WHAT THE TASK REQUIRES:
Filter the listing below, copying every line in which the word "Linienflug" appears.
BEGIN SUPPLIED RECORDS
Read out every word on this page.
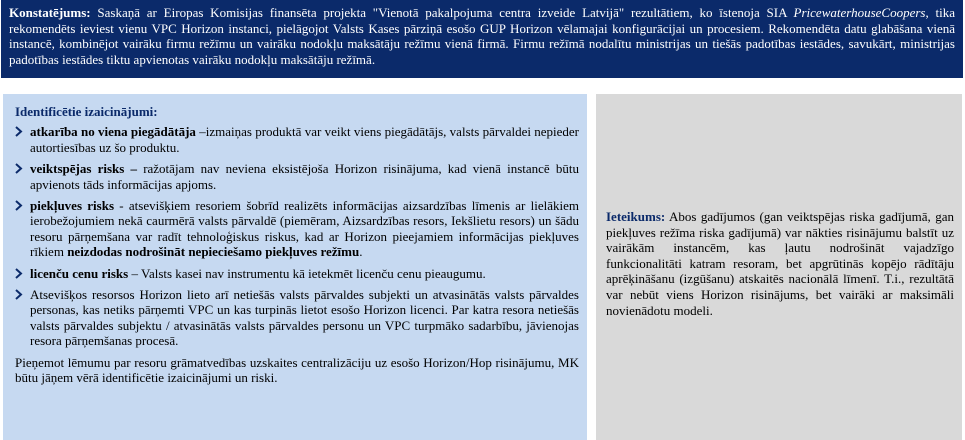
Konstatējums: Saskaņā ar Eiropas Komisijas finansēta projekta "Vienotā pakalpojuma centra izveide Latvijā" rezultātiem, ko īstenoja SIA PricewaterhouseCoopers, tika rekomendēts ieviest vienu VPC Horizon instanci, pielāgojot Valsts Kases pārziņā esošo GUP Horizon vēlamajai konfigurācijai un procesiem. Rekomendēta datu glabāšana vienā instancē, kombinējot vairāku firmu režīmu un vairāku nodokļu maksātāju režīmu vienā firmā. Firmu režīmā nodalītu ministrijas un tiešās padotības iestādes, savukārt, ministrijas padotības iestādes tiktu apvienotas vairāku nodokļu maksātāju režīmā.
Identificētie izaicinājumi:
atkarība no viena piegādātāja –izmaiņas produktā var veikt viens piegādātājs, valsts pārvaldei nepieder autortiesības uz šo produktu.
veiktspējas risks – ražotājam nav neviena eksistējoša Horizon risinājuma, kad vienā instancē būtu apvienots tāds informācijas apjoms.
piekļuves risks - atsevišķiem resoriem šobrīd realizēts informācijas aizsardzības līmenis ar lielākiem ierobežojumiem nekā caurmērā valsts pārvaldē (piemēram, Aizsardzības resors, Iekšlietu resors) un šādu resoru pārņemšana var radīt tehnoloģiskus riskus, kad ar Horizon pieejamiem informācijas piekļuves rīkiem neizdodas nodrošināt nepieciešamo piekļuves režīmu.
licenču cenu risks – Valsts kasei nav instrumentu kā ietekmēt licenču cenu pieaugumu.
Atsevišķos resorsos Horizon lieto arī netiešās valsts pārvaldes subjekti un atvasinātās valsts pārvaldes personas, kas netiks pārņemti VPC un kas turpinās lietot esošo Horizon licenci. Par katra resora netiešās valsts pārvaldes subjektu / atvasinātās valsts pārvaldes personu un VPC turpmāko sadarbību, jāvienojas resora pārņemšanas procesā.
Pieņemot lēmumu par resoru grāmatvedības uzskaites centralizāciju uz esošo Horizon/Hop risinājumu, MK būtu jāņem vērā identificētie izaicinājumi un riski.
Ieteikums: Abos gadījumos (gan veiktspējas riska gadījumā, gan piekļuves režīma riska gadījumā) var nākties risinājumu balstīt uz vairākām instancēm, kas ļautu nodrošināt vajadzīgo funkcionalitāti katram resoram, bet apgrūtinās kopējo rādītāju aprēķināšanu (izgūšanu) atskaitēs nacionālā līmenī. T.i., rezultātā var nebūt viens Horizon risinājums, bet vairāki ar maksimāli novienādotu modeli.
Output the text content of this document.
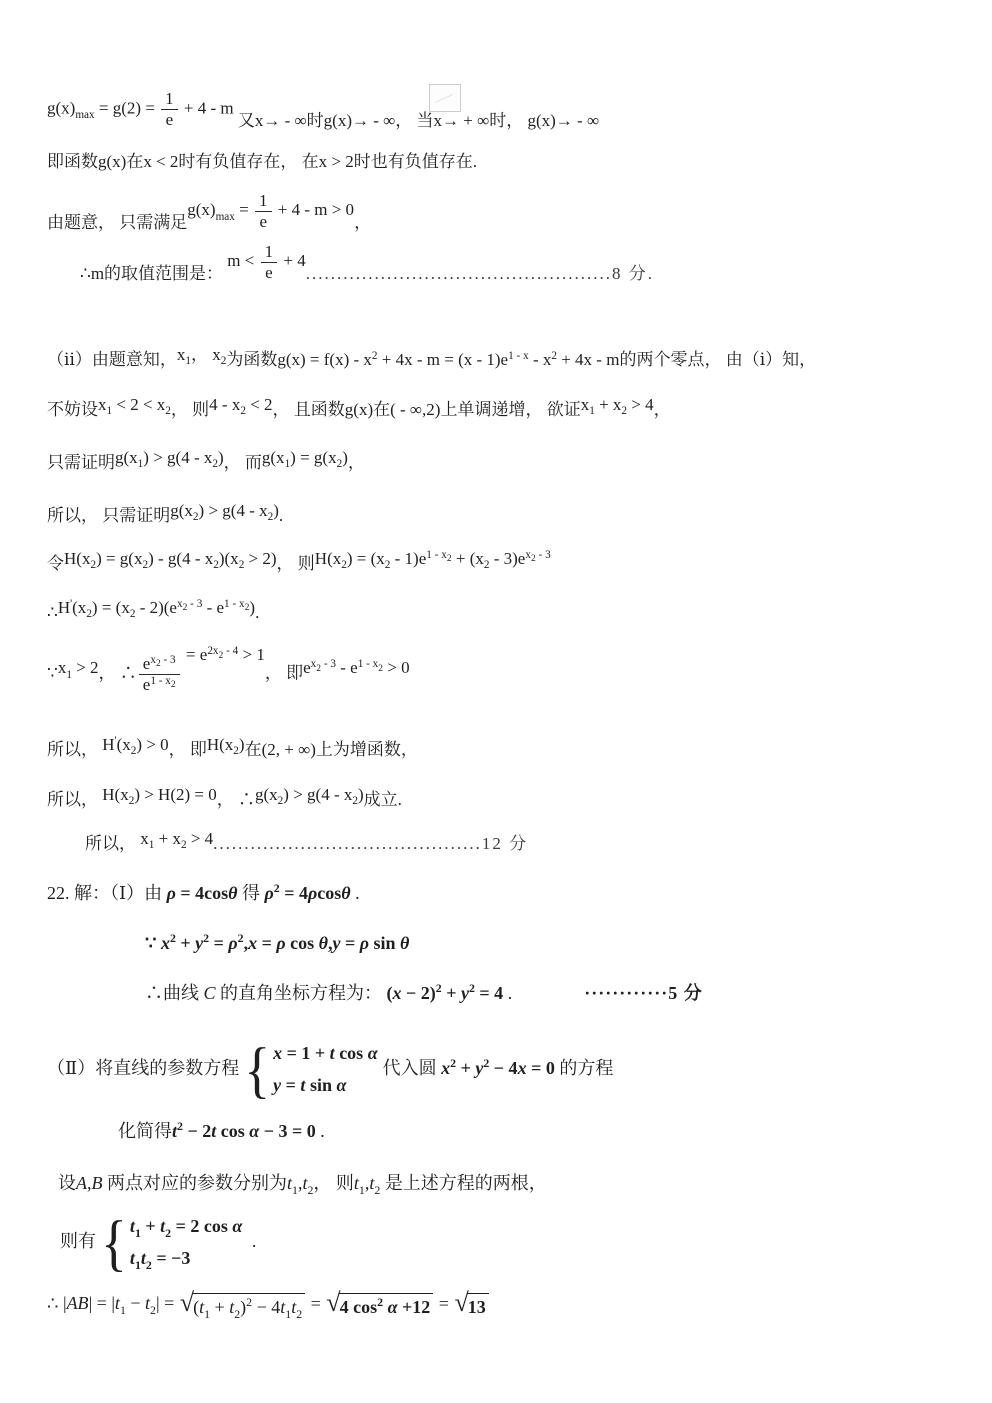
$g(x)_{max} = g(2) = \frac{1}{e} + 4 - m$ 又x→ - ∞时g(x)→ - ∞， 当x→ + ∞时， g(x)→ - ∞
即函数g(x)在x < 2时有负值存在， 在x > 2时也有负值存在.
由题意， 只需满足$g(x)_{max} = \frac{1}{e} + 4 - m > 0$，
∴m的取值范围是： $m < \frac{1}{e} + 4.................................................8$ 分.
（ⅱ）由题意知，$x_1$， $x_2$为函数$g(x) = f(x) - x^2 + 4x - m = (x - 1)e^{1 - x} - x^2 + 4x - m$的两个零点， 由（ⅰ）知，
不妨设$x_1 < 2 < x_2$， 则$4 - x_2 < 2$， 且函数g(x)在( - ∞,2)上单调递增， 欲证$x_1 + x_2 > 4$，
只需证明$g(x_1) > g(4 - x_2)$， 而$g(x_1) = g(x_2)$，
所以， 只需证明$g(x_2) > g(4 - x_2)$.
令$H(x_2) = g(x_2) - g(4 - x_2)(x_2 > 2)$， 则$H(x_2) = (x_2 - 1)e^{1 - x_2} + (x_2 - 3)e^{x_2 - 3}$
$\therefore H'(x_2) = (x_2 - 2)(e^{x_2 - 3} - e^{1 - x_2})$.
$\because x_1 > 2$， ∴ $\frac{e^{x_2 - 3}}{e^{1 - x_2}}$
= $e^{2x_2 - 4} > 1$， 即$e^{x_2 - 3} - e^{1 - x_2} > 0$
所以， $H'(x_2) > 0$， 即$H(x_2)$在(2, + ∞)上为增函数，
所以， $H(x_2) > H(2) = 0$， $\therefore g(x_2) > g(4 - x_2)$成立.
所以， $x_1 + x_2 > 4...........................................12$ 分
22. 解：（Ⅰ）由 ρ = 4cosθ 得 $\rho^2 = 4\rho\cos\theta$ .
∵ $x^2 + y^2 = \rho^2,x = \rho$ cos θ,y = ρ sin θ
∴曲线 C 的直角坐标方程为： $(x - 2)^2 + y^2 = 4$ .	············5 分
（Ⅱ）将直线的参数方程 { x = 1 + t cos α
y = t sin α
代入圆 $x^2 + y^2 - 4x = 0$ 的方程
化简得$t^2 - 2t$ cos α − 3 = 0 .
设A,B 两点对应的参数分别为$t_1,t_2$， 则$t_1,t_2$ 是上述方程的两根，
则有 { $t_1 + t_2 = 2$ cos α
$t_1t_2 = -3$
.
∴ $|AB| = |t_1 - t_2|$ = √ $(t_1 + t_2)^2 - 4t_1t_2$
= √ 4 $\cos^2 \alpha +12$ = √ 13
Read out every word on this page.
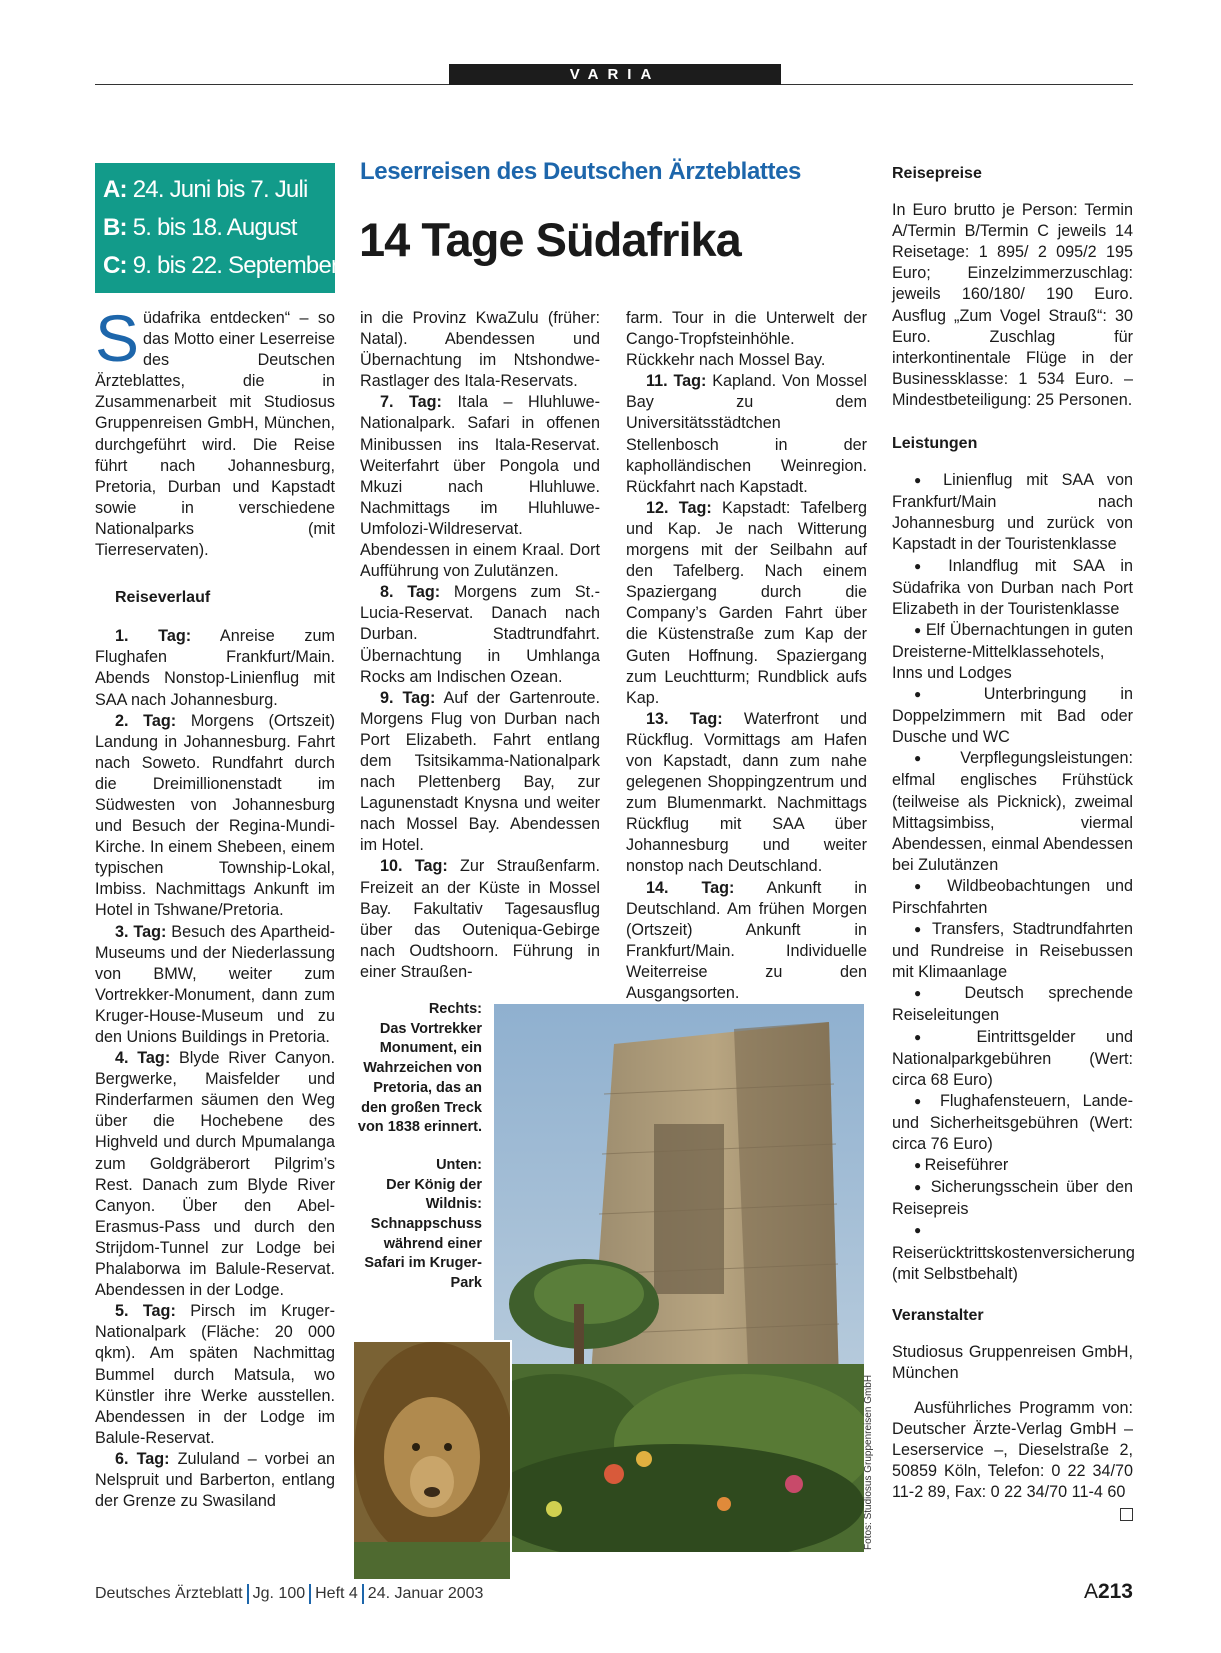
VARIA
A: 24. Juni bis 7. Juli
B: 5. bis 18. August
C: 9. bis 22. September
Leserreisen des Deutschen Ärzteblattes
14 Tage Südafrika

Südafrika entdecken“ – so das Motto einer Leserreise des Deutschen Ärzteblattes, die in Zusammenarbeit mit Studiosus Gruppenreisen GmbH, München, durchgeführt wird. Die Reise führt nach Johannesburg, Pretoria, Durban und Kapstadt sowie in verschiedene Nationalparks (mit Tierreservaten).

Reiseverlauf

1. Tag: Anreise zum Flughafen Frankfurt/Main. Abends Nonstop-Linienflug mit SAA nach Johannesburg.

2. Tag: Morgens (Ortszeit) Landung in Johannesburg. Fahrt nach Soweto. Rundfahrt durch die Dreimillionenstadt im Südwesten von Johannesburg und Besuch der Regina-Mundi-Kirche. In einem Shebeen, einem typischen Township-Lokal, Imbiss. Nachmittags Ankunft im Hotel in Tshwane/Pretoria.

3. Tag: Besuch des Apartheid-Museums und der Niederlassung von BMW, weiter zum Vortrekker-Monument, dann zum Kruger-House-Museum und zu den Unions Buildings in Pretoria.

4. Tag: Blyde River Canyon. Bergwerke, Maisfelder und Rinderfarmen säumen den Weg über die Hochebene des Highveld und durch Mpumalanga zum Goldgräberort Pilgrim’s Rest. Danach zum Blyde River Canyon. Über den Abel-Erasmus-Pass und durch den Strijdom-Tunnel zur Lodge bei Phalaborwa im Balule-Reservat. Abendessen in der Lodge.

5. Tag: Pirsch im Kruger-Nationalpark (Fläche: 20 000 qkm). Am späten Nachmittag Bummel durch Matsula, wo Künstler ihre Werke ausstellen. Abendessen in der Lodge im Balule-Reservat.

6. Tag: Zululand – vorbei an Nelspruit und Barberton, entlang der Grenze zu Swasiland

in die Provinz KwaZulu (früher: Natal). Abendessen und Übernachtung im Ntshondwe-Rastlager des Itala-Reservats.

7. Tag: Itala – Hluhluwe-Nationalpark. Safari in offenen Minibussen ins Itala-Reservat. Weiterfahrt über Pongola und Mkuzi nach Hluhluwe. Nachmittags im Hluhluwe-Umfolozi-Wildreservat. Abendessen in einem Kraal. Dort Aufführung von Zulutänzen.

8. Tag: Morgens zum St.-Lucia-Reservat. Danach nach Durban. Stadtrundfahrt. Übernachtung in Umhlanga Rocks am Indischen Ozean.

9. Tag: Auf der Gartenroute. Morgens Flug von Durban nach Port Elizabeth. Fahrt entlang dem Tsitsikamma-Nationalpark nach Plettenberg Bay, zur Lagunenstadt Knysna und weiter nach Mossel Bay. Abendessen im Hotel.

10. Tag: Zur Straußenfarm. Freizeit an der Küste in Mossel Bay. Fakultativ Tagesausflug über das Outeniqua-Gebirge nach Oudtshoorn. Führung in einer Straußen-

farm. Tour in die Unterwelt der Cango-Tropfsteinhöhle. Rückkehr nach Mossel Bay.

11. Tag: Kapland. Von Mossel Bay zu dem Universitätsstädtchen Stellenbosch in der kapholländischen Weinregion. Rückfahrt nach Kapstadt.

12. Tag: Kapstadt: Tafelberg und Kap. Je nach Witterung morgens mit der Seilbahn auf den Tafelberg. Nach einem Spaziergang durch die Company’s Garden Fahrt über die Küstenstraße zum Kap der Guten Hoffnung. Spaziergang zum Leuchtturm; Rundblick aufs Kap.

13. Tag: Waterfront und Rückflug. Vormittags am Hafen von Kapstadt, dann zum nahe gelegenen Shoppingzentrum und zum Blumenmarkt. Nachmittags Rückflug mit SAA über Johannesburg und weiter nonstop nach Deutschland.

14. Tag: Ankunft in Deutschland. Am frühen Morgen (Ortszeit) Ankunft in Frankfurt/Main. Individuelle Weiterreise zu den Ausgangsorten.

Reisepreise

In Euro brutto je Person: Termin A/Termin B/Termin C jeweils 14 Reisetage: 1 895/ 2 095/2 195 Euro; Einzelzimmerzuschlag: jeweils 160/180/ 190 Euro. Ausflug „Zum Vogel Strauß“: 30 Euro. Zuschlag für interkontinentale Flüge in der Businessklasse: 1 534 Euro. – Mindestbeteiligung: 25 Personen.

Leistungen

● Linienflug mit SAA von Frankfurt/Main nach Johannesburg und zurück von Kapstadt in der Touristenklasse

● Inlandflug mit SAA in Südafrika von Durban nach Port Elizabeth in der Touristenklasse

● Elf Übernachtungen in guten Dreisterne-Mittelklassehotels, Inns und Lodges

● Unterbringung in Doppelzimmern mit Bad oder Dusche und WC

● Verpflegungsleistungen: elfmal englisches Frühstück (teilweise als Picknick), zweimal Mittagsimbiss, viermal Abendessen, einmal Abendessen bei Zulutänzen

● Wildbeobachtungen und Pirschfahrten

● Transfers, Stadtrundfahrten und Rundreise in Reisebussen mit Klimaanlage

● Deutsch sprechende Reiseleitungen

● Eintrittsgelder und Nationalparkgebühren (Wert: circa 68 Euro)

● Flughafensteuern, Lande- und Sicherheitsgebühren (Wert: circa 76 Euro)

● Reiseführer

● Sicherungsschein über den Reisepreis

● Reiserücktrittskostenversicherung (mit Selbstbehalt)

Veranstalter

Studiosus Gruppenreisen GmbH, München

Ausführliches Programm von: Deutscher Ärzte-Verlag GmbH – Leserservice –, Dieselstraße 2, 50859 Köln, Telefon: 0 22 34/70 11-2 89, Fax: 0 22 34/70 11-4 60

Rechts:
Das Vortrekker Monument, ein Wahrzeichen von Pretoria, das an den großen Treck von 1838 erinnert.
Unten:
Der König der Wildnis: Schnappschuss während einer Safari im Kruger-Park
Fotos: Studiosus Gruppenreisen GmbH
Deutsches Ärzteblatt Jg. 100 Heft 4 24. Januar 2003	A213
END SUPPLIED RECORDS
EXPECTED OUTPUT:
1. Tag: Anreise zum Flughafen Frankfurt/Main. Abends Nonstop-Linienflug mit SAA nach Johannesburg.
● Linienflug mit SAA von Frankfurt/Main nach Johannesburg und zurück von Kapstadt in der Touristenklasse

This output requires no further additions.